### Given problem
Reproduce exactly the lines from the line containing "Output the text content of this document." through the end of the records below, including both ends, and nothing else.
▼
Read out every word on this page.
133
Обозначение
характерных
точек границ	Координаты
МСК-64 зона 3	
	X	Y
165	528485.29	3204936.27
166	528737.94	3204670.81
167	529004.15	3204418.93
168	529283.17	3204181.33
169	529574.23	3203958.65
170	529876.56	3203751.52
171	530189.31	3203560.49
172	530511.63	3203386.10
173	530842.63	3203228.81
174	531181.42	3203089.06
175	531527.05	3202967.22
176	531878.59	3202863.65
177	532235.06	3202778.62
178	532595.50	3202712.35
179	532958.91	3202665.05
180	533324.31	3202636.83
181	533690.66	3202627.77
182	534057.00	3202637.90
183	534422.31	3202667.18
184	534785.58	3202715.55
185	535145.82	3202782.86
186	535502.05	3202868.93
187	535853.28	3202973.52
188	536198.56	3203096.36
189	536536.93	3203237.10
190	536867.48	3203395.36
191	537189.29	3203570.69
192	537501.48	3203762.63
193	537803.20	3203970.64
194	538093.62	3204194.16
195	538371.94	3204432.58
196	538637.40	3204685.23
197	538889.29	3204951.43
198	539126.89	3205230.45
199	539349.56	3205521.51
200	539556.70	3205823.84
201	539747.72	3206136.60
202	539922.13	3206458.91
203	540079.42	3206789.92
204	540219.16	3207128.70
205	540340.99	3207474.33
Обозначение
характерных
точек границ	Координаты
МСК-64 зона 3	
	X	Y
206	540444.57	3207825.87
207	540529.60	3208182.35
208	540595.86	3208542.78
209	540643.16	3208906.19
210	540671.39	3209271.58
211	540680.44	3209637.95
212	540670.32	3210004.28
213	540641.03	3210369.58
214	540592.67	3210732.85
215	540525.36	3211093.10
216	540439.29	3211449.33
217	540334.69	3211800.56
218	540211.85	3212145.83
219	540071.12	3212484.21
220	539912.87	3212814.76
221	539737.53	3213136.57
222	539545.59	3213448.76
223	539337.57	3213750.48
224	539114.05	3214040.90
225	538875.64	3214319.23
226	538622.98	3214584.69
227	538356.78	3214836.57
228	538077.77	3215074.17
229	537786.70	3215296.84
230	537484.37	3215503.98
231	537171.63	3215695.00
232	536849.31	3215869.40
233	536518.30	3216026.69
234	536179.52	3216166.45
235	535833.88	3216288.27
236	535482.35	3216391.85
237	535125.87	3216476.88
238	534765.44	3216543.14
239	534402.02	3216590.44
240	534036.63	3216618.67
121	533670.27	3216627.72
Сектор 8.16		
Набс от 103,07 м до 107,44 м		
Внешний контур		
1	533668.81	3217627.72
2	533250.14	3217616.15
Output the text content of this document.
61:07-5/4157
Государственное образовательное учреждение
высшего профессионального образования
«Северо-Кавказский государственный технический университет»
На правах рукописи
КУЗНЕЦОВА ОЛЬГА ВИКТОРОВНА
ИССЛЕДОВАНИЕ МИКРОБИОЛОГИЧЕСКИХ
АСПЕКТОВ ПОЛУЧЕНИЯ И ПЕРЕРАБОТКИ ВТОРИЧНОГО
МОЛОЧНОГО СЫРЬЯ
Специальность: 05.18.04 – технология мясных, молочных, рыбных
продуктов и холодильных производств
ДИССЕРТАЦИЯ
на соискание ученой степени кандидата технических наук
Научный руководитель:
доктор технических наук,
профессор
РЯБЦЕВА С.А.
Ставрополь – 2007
▲
### Output
Output the text content of this document.
61:07-5/4157
Государственное образовательное учреждение
высшего профессионального образования
«Северо-Кавказский государственный технический университет»
На правах рукописи
КУЗНЕЦОВА ОЛЬГА ВИКТОРОВНА
ИССЛЕДОВАНИЕ МИКРОБИОЛОГИЧЕСКИХ
АСПЕКТОВ ПОЛУЧЕНИЯ И ПЕРЕРАБОТКИ ВТОРИЧНОГО
МОЛОЧНОГО СЫРЬЯ
Специальность: 05.18.04 – технология мясных, молочных, рыбных
продуктов и холодильных производств
ДИССЕРТАЦИЯ
на соискание ученой степени кандидата технических наук
Научный руководитель:
доктор технических наук,
профессор
РЯБЦЕВА С.А.
Ставрополь – 2007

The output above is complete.